§ Exercise directions
Tally the lines that contain the string "TradingView" and state that total without comment.

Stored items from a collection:
━━━━━━━━━━
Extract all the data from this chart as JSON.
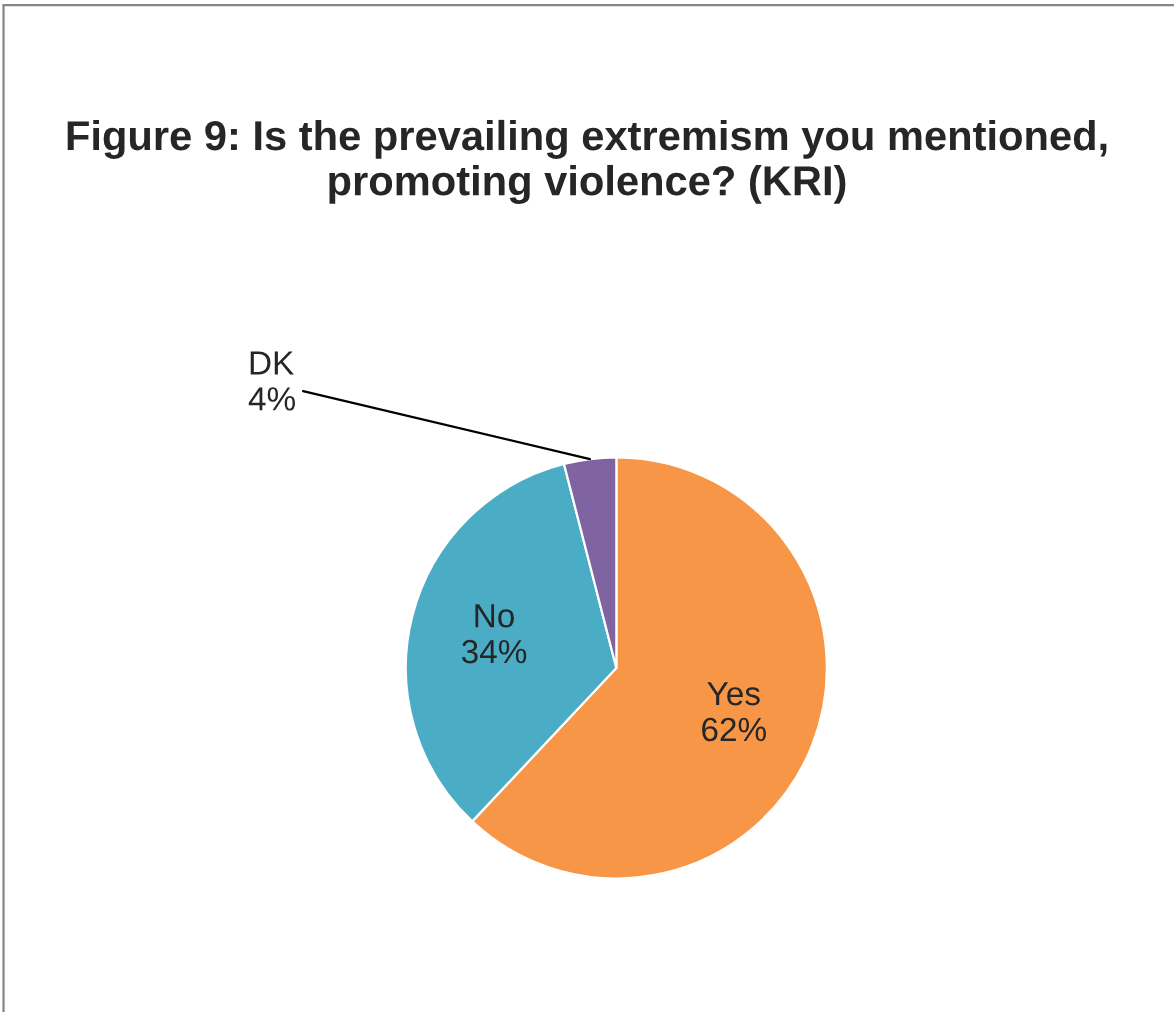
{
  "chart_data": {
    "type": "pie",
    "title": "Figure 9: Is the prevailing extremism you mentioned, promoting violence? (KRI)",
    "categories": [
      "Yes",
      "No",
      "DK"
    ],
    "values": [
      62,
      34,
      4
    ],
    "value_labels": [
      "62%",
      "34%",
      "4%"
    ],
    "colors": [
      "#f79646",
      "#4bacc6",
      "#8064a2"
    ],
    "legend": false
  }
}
━━━━━━━━━━
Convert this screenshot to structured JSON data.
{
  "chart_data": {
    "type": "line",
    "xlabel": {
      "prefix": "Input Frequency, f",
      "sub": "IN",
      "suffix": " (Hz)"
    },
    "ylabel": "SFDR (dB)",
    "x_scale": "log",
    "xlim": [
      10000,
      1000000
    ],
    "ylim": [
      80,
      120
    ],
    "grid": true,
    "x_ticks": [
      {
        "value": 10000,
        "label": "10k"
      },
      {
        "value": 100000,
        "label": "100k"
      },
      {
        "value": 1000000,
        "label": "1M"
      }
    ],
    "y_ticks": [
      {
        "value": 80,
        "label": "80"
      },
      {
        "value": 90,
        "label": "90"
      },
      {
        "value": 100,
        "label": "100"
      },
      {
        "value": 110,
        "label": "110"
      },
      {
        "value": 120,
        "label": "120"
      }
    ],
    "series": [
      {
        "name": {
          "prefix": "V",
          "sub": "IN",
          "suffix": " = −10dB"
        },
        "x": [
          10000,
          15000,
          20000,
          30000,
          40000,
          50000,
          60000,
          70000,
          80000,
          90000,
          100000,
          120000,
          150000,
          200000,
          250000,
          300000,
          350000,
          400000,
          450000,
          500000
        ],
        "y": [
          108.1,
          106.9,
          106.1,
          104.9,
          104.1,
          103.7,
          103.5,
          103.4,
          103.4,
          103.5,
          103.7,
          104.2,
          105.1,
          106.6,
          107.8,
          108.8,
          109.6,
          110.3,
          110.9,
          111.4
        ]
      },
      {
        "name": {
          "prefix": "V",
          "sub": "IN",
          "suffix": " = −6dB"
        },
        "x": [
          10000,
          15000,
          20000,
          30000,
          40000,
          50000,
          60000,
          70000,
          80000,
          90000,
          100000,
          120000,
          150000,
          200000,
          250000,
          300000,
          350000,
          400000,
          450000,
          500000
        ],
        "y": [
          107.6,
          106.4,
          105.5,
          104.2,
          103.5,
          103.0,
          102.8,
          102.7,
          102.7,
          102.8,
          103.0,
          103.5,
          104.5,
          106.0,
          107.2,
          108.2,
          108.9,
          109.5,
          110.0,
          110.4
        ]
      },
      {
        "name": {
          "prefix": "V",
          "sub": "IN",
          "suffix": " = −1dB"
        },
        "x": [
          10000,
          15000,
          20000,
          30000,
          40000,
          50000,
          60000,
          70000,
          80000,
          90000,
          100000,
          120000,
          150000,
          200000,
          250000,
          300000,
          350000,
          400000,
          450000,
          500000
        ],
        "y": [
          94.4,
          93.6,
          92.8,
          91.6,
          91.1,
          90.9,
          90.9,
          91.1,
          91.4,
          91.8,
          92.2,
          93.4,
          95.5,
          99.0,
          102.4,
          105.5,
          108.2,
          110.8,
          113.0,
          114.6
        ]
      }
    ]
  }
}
━━━━━━━━━━
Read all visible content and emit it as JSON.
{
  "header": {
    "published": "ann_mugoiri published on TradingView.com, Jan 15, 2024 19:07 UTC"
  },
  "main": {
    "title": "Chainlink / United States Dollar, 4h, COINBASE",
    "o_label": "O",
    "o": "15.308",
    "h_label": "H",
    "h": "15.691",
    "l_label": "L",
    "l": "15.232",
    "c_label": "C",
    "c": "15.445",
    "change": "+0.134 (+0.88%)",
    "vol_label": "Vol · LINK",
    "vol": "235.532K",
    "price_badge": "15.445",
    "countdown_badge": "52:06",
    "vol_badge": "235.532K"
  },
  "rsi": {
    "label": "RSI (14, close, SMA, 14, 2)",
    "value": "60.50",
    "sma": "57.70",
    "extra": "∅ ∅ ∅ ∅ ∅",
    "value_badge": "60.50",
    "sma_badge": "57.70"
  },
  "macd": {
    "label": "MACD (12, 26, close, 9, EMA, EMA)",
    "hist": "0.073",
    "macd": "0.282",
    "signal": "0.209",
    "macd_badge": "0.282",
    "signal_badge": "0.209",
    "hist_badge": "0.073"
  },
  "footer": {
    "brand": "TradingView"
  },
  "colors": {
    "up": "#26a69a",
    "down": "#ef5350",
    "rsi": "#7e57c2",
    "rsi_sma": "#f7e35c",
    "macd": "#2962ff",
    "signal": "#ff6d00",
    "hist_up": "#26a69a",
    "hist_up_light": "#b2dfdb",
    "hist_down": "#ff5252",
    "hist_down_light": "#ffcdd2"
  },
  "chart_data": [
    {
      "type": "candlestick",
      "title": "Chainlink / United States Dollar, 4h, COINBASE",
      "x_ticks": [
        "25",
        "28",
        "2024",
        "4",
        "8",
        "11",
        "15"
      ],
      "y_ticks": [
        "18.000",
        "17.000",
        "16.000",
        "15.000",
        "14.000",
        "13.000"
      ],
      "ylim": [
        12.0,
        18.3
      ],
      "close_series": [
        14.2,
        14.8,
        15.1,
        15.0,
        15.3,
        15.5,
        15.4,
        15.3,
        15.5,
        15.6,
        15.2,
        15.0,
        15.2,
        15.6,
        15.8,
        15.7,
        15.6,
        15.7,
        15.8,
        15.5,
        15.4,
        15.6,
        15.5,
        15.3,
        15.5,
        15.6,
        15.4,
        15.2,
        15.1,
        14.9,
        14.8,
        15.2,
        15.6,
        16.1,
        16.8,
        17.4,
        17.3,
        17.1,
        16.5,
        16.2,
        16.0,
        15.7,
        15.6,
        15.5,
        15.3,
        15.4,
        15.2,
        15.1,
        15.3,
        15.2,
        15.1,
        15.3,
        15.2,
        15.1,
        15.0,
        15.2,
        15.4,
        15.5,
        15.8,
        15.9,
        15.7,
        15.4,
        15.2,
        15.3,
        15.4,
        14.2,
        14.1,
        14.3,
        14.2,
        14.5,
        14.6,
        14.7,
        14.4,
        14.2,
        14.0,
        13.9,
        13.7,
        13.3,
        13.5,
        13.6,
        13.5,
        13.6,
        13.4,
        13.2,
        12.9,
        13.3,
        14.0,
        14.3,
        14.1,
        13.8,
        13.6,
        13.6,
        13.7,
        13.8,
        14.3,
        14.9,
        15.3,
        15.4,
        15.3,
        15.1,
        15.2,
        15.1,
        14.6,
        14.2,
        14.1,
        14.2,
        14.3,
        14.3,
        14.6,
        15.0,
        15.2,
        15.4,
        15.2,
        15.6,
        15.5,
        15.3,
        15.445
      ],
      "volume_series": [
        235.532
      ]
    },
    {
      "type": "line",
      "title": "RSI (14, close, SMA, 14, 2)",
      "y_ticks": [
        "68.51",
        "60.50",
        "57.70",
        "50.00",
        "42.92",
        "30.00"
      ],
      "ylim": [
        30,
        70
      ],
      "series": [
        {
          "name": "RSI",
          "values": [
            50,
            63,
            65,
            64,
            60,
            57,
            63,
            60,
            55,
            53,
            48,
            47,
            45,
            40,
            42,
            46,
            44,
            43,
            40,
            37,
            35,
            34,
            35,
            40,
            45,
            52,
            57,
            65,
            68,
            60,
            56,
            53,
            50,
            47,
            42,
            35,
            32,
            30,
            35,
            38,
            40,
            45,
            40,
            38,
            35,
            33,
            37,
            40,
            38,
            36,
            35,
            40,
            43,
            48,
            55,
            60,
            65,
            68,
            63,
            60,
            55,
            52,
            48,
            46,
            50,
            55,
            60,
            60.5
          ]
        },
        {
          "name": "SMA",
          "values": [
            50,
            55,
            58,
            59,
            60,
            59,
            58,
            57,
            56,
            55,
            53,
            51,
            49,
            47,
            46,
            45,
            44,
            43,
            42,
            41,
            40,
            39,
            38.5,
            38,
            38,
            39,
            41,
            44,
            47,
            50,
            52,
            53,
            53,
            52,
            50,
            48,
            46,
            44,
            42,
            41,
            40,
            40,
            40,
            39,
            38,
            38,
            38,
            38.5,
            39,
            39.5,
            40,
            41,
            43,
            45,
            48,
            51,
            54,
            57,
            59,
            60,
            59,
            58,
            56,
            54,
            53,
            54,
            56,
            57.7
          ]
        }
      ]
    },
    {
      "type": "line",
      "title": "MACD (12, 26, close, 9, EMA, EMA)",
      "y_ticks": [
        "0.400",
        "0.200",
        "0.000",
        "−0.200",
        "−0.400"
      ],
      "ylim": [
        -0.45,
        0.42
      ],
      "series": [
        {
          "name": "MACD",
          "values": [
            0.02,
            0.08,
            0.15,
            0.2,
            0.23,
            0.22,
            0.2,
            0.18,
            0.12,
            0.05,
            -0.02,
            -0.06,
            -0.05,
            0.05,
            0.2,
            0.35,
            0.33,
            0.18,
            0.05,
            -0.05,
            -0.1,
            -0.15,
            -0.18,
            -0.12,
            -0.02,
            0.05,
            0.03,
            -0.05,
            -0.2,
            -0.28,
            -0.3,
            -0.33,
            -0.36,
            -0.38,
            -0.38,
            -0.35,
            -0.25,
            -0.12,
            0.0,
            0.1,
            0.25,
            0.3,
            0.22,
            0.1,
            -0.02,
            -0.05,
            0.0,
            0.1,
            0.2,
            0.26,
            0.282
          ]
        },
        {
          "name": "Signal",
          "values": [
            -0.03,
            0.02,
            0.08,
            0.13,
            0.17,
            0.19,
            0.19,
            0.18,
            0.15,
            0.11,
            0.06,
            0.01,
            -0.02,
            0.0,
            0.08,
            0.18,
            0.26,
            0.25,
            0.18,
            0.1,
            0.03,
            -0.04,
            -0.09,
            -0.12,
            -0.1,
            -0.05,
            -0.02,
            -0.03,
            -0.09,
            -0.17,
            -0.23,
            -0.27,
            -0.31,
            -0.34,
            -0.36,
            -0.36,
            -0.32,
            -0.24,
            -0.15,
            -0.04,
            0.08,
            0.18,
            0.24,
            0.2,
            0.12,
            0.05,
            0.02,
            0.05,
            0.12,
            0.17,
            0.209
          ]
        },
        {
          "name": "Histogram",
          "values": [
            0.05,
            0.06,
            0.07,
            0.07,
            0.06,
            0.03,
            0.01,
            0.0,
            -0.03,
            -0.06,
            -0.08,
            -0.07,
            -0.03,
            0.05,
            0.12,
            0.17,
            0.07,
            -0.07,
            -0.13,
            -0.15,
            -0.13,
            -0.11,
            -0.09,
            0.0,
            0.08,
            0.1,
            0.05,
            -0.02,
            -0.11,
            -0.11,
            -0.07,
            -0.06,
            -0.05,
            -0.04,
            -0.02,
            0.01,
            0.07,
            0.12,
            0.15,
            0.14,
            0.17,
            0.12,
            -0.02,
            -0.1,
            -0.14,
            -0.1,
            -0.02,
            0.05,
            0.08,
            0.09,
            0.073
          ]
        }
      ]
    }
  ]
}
━━━━━━━━━━
§ Complete response
2